===== INPUT DATA =====

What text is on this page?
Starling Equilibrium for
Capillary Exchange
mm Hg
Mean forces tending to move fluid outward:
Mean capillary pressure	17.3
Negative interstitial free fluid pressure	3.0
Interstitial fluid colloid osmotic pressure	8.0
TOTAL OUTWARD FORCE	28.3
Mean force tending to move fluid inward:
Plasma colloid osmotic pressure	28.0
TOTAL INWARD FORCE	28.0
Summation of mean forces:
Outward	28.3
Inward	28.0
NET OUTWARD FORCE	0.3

=====

From the records above, extract every line exactly as it stands.

--- TASK RESPONSE ---
What text is on this page?
Starling Equilibrium for
Capillary Exchange
mm Hg
Mean forces tending to move fluid outward:
Mean capillary pressure	17.3
Negative interstitial free fluid pressure	3.0
Interstitial fluid colloid osmotic pressure	8.0
TOTAL OUTWARD FORCE	28.3
Mean force tending to move fluid inward:
Plasma colloid osmotic pressure	28.0
TOTAL INWARD FORCE	28.0
Summation of mean forces:
Outward	28.3
Inward	28.0
NET OUTWARD FORCE	0.3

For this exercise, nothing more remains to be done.